Required work
Count every line below in which "JSON" occurs, then give only the count.

Material provided
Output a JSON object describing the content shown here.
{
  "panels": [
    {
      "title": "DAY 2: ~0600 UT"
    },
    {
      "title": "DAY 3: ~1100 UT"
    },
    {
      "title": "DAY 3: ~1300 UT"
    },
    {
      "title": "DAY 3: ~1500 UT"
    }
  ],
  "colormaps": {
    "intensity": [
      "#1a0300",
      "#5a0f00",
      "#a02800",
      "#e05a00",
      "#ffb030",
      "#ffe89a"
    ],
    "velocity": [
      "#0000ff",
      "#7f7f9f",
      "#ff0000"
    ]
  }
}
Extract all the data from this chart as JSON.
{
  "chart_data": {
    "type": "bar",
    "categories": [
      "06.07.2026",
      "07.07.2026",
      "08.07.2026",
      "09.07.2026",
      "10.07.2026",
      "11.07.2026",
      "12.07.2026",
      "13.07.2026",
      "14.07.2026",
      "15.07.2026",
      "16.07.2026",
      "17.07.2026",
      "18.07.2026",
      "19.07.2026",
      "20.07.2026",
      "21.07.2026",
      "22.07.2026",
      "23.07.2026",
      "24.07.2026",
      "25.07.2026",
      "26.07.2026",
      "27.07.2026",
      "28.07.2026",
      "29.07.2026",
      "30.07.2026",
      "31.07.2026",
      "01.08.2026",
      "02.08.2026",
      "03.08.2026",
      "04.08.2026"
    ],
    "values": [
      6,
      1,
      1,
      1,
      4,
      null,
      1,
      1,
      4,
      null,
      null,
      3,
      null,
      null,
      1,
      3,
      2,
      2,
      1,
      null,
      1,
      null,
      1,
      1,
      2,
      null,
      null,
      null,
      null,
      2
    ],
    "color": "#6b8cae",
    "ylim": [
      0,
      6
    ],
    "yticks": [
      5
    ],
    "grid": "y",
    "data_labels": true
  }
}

Task answer
2